■ Given request:
The records below must be written out exactly, with every picture left behind.

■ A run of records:
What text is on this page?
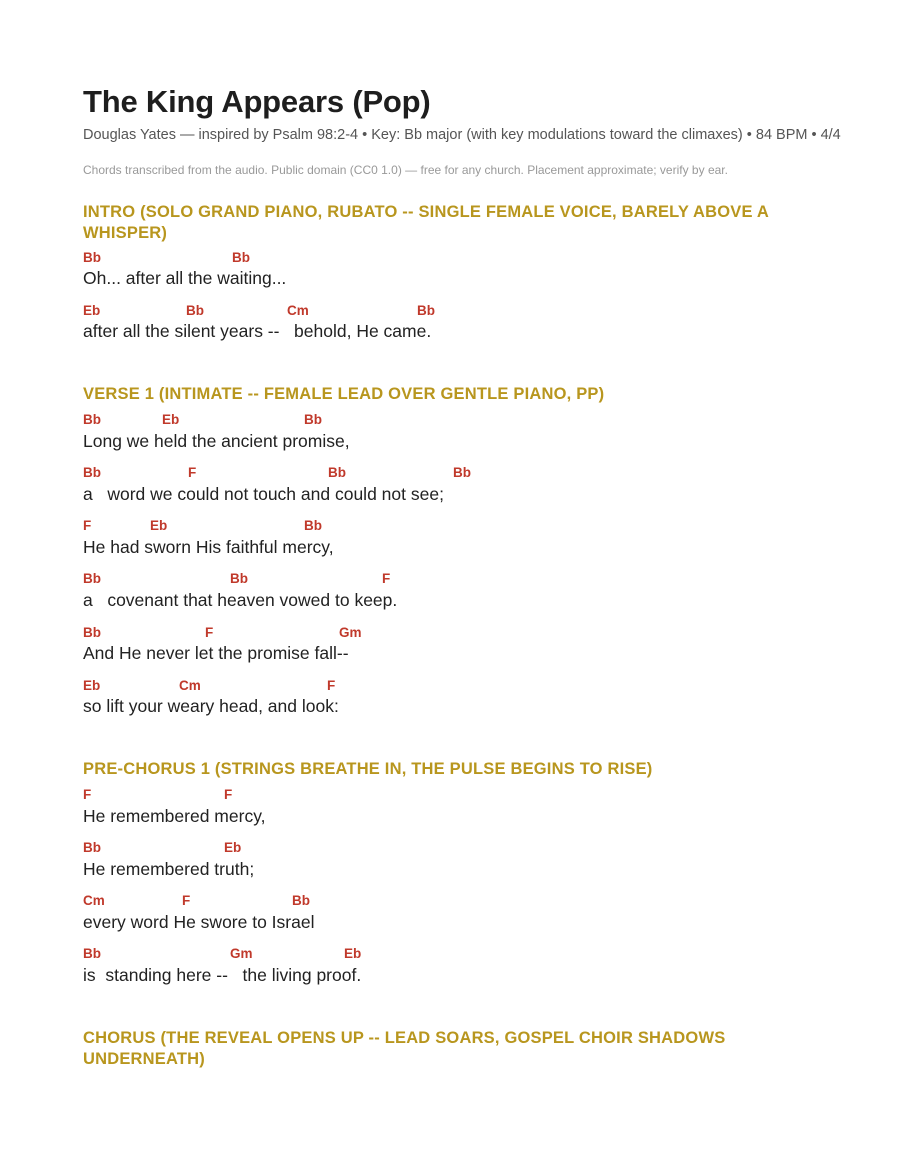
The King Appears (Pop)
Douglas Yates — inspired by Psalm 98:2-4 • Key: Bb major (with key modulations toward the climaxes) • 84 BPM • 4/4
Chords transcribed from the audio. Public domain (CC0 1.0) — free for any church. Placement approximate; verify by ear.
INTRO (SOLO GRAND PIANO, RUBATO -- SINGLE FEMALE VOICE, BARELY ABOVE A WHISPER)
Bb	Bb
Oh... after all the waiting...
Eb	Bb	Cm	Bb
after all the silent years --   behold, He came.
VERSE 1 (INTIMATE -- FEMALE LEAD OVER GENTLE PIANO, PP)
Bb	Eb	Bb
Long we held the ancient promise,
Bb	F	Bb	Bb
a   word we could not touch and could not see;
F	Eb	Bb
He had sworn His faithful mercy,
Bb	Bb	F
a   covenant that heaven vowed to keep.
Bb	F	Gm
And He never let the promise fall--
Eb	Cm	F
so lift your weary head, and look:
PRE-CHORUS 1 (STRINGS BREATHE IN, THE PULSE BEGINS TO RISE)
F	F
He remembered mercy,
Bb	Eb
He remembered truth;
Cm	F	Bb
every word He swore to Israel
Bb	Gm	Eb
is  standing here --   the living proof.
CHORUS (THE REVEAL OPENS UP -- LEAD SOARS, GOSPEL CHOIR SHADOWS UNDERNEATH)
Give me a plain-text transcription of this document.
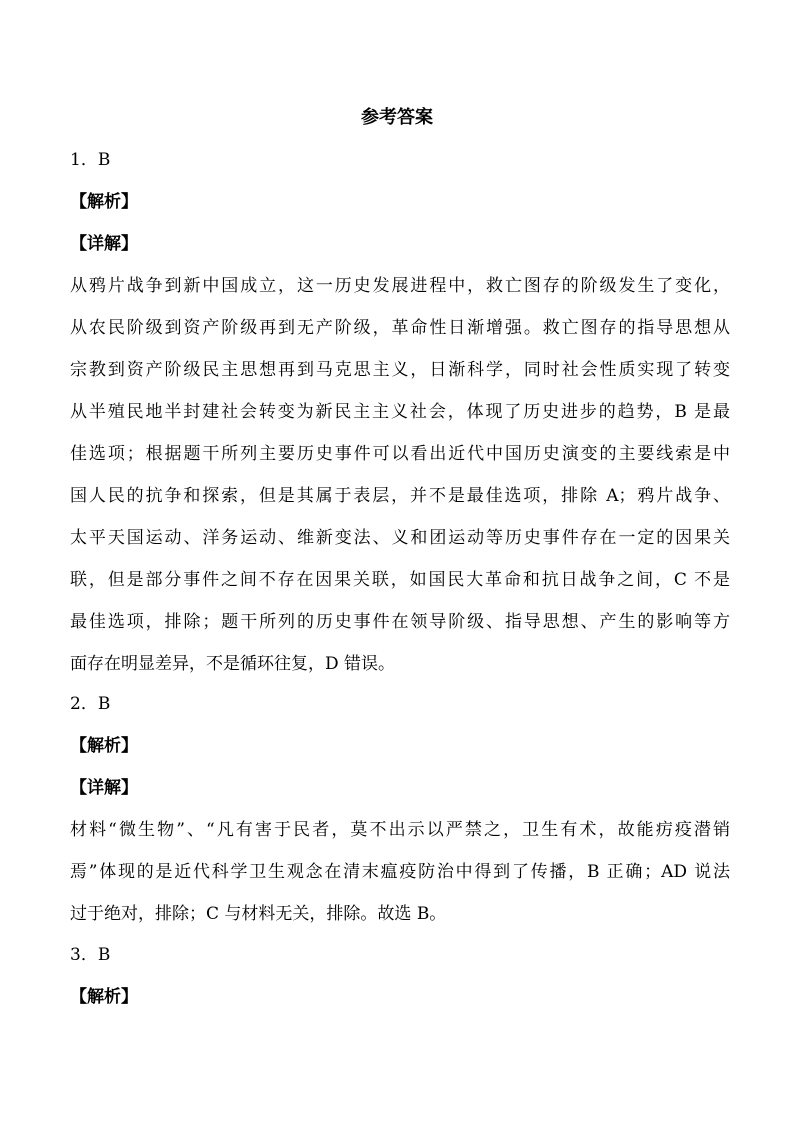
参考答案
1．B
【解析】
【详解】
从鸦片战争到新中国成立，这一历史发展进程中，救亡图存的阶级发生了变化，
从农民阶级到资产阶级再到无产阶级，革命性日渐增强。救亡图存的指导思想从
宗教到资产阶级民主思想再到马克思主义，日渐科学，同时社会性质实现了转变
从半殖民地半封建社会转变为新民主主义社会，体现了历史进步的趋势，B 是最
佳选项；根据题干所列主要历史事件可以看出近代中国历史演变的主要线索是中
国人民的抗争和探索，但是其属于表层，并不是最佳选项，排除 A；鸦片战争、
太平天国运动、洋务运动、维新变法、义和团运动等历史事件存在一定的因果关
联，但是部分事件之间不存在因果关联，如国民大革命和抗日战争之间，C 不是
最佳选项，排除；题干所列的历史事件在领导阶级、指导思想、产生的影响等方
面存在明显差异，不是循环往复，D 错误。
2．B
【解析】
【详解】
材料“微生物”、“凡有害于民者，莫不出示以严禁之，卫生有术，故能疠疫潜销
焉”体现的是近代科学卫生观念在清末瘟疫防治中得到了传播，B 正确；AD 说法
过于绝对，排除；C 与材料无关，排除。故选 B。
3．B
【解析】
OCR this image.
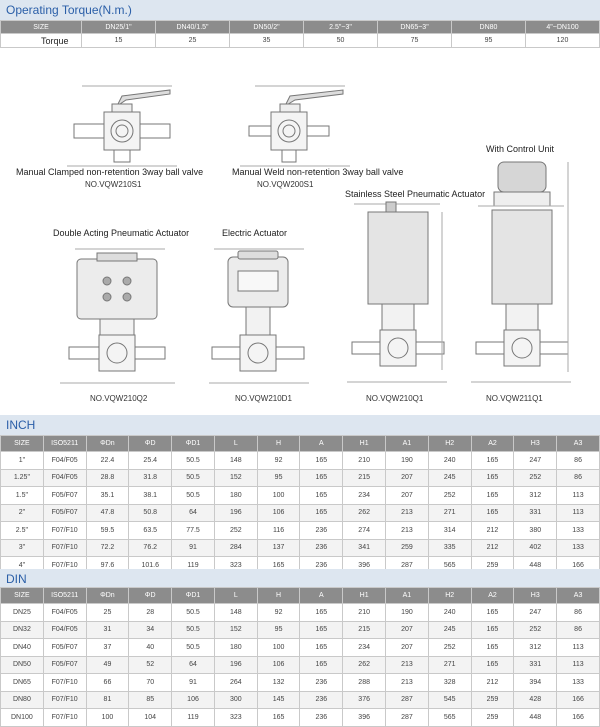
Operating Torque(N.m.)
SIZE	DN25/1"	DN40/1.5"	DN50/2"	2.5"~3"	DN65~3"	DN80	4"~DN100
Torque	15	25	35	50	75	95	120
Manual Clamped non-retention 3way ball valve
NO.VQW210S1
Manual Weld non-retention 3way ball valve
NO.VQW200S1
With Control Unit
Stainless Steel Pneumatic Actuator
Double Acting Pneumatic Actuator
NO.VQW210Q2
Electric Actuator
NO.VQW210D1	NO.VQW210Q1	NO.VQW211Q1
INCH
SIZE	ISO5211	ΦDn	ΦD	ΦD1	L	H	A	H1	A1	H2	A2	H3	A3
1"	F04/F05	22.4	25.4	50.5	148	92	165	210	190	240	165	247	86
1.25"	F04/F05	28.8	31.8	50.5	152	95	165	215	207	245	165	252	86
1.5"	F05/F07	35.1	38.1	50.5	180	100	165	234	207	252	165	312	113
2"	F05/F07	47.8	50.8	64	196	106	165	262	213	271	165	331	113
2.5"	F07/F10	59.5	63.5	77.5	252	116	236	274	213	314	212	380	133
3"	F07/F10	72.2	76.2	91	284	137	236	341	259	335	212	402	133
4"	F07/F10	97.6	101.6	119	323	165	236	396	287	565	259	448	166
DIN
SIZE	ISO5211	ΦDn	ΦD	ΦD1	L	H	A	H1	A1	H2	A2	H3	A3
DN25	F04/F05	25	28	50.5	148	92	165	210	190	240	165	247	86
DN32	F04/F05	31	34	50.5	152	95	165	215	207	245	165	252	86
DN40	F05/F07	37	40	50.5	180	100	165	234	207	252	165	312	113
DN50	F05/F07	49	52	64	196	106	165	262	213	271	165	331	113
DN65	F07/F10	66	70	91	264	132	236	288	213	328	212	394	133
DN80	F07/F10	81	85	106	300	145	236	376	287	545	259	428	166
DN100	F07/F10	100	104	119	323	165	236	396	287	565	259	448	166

■ Answer for the task:
What text is on this page?
The King Appears (Pop)
Douglas Yates — inspired by Psalm 98:2-4 • Key: Bb major (with key modulations toward the climaxes) • 84 BPM • 4/4
Chords transcribed from the audio. Public domain (CC0 1.0) — free for any church. Placement approximate; verify by ear.
INTRO (SOLO GRAND PIANO, RUBATO -- SINGLE FEMALE VOICE, BARELY ABOVE A WHISPER)
Bb	Bb
Oh... after all the waiting...
Eb	Bb	Cm	Bb
after all the silent years --   behold, He came.
VERSE 1 (INTIMATE -- FEMALE LEAD OVER GENTLE PIANO, PP)
Bb	Eb	Bb
Long we held the ancient promise,
Bb	F	Bb	Bb
a   word we could not touch and could not see;
F	Eb	Bb
He had sworn His faithful mercy,
Bb	Bb	F
a   covenant that heaven vowed to keep.
Bb	F	Gm
And He never let the promise fall--
Eb	Cm	F
so lift your weary head, and look:
PRE-CHORUS 1 (STRINGS BREATHE IN, THE PULSE BEGINS TO RISE)
F	F
He remembered mercy,
Bb	Eb
He remembered truth;
Cm	F	Bb
every word He swore to Israel
Bb	Gm	Eb
is  standing here --   the living proof.
CHORUS (THE REVEAL OPENS UP -- LEAD SOARS, GOSPEL CHOIR SHADOWS UNDERNEATH)
Give me a plain-text transcription of this document.
参考答案
1．B
【解析】
【详解】
从鸦片战争到新中国成立，这一历史发展进程中，救亡图存的阶级发生了变化，
从农民阶级到资产阶级再到无产阶级，革命性日渐增强。救亡图存的指导思想从
宗教到资产阶级民主思想再到马克思主义，日渐科学，同时社会性质实现了转变
从半殖民地半封建社会转变为新民主主义社会，体现了历史进步的趋势，B 是最
佳选项；根据题干所列主要历史事件可以看出近代中国历史演变的主要线索是中
国人民的抗争和探索，但是其属于表层，并不是最佳选项，排除 A；鸦片战争、
太平天国运动、洋务运动、维新变法、义和团运动等历史事件存在一定的因果关
联，但是部分事件之间不存在因果关联，如国民大革命和抗日战争之间，C 不是
最佳选项，排除；题干所列的历史事件在领导阶级、指导思想、产生的影响等方
面存在明显差异，不是循环往复，D 错误。
2．B
【解析】
【详解】
材料“微生物”、“凡有害于民者，莫不出示以严禁之，卫生有术，故能疠疫潜销
焉”体现的是近代科学卫生观念在清末瘟疫防治中得到了传播，B 正确；AD 说法
过于绝对，排除；C 与材料无关，排除。故选 B。
3．B
【解析】
OCR this image.
Operating Torque(N.m.)
SIZE	DN25/1"	DN40/1.5"	DN50/2"	2.5"~3"	DN65~3"	DN80	4"~DN100
Torque	15	25	35	50	75	95	120
Manual Clamped non-retention 3way ball valve
NO.VQW210S1
Manual Weld non-retention 3way ball valve
NO.VQW200S1
With Control Unit
Stainless Steel Pneumatic Actuator
Double Acting Pneumatic Actuator
NO.VQW210Q2
Electric Actuator
NO.VQW210D1	NO.VQW210Q1	NO.VQW211Q1
INCH
SIZE	ISO5211	ΦDn	ΦD	ΦD1	L	H	A	H1	A1	H2	A2	H3	A3
1"	F04/F05	22.4	25.4	50.5	148	92	165	210	190	240	165	247	86
1.25"	F04/F05	28.8	31.8	50.5	152	95	165	215	207	245	165	252	86
1.5"	F05/F07	35.1	38.1	50.5	180	100	165	234	207	252	165	312	113
2"	F05/F07	47.8	50.8	64	196	106	165	262	213	271	165	331	113
2.5"	F07/F10	59.5	63.5	77.5	252	116	236	274	213	314	212	380	133
3"	F07/F10	72.2	76.2	91	284	137	236	341	259	335	212	402	133
4"	F07/F10	97.6	101.6	119	323	165	236	396	287	565	259	448	166
DIN
SIZE	ISO5211	ΦDn	ΦD	ΦD1	L	H	A	H1	A1	H2	A2	H3	A3
DN25	F04/F05	25	28	50.5	148	92	165	210	190	240	165	247	86
DN32	F04/F05	31	34	50.5	152	95	165	215	207	245	165	252	86
DN40	F05/F07	37	40	50.5	180	100	165	234	207	252	165	312	113
DN50	F05/F07	49	52	64	196	106	165	262	213	271	165	331	113
DN65	F07/F10	66	70	91	264	132	236	288	213	328	212	394	133
DN80	F07/F10	81	85	106	300	145	236	376	287	545	259	428	166
DN100	F07/F10	100	104	119	323	165	236	396	287	565	259	448	166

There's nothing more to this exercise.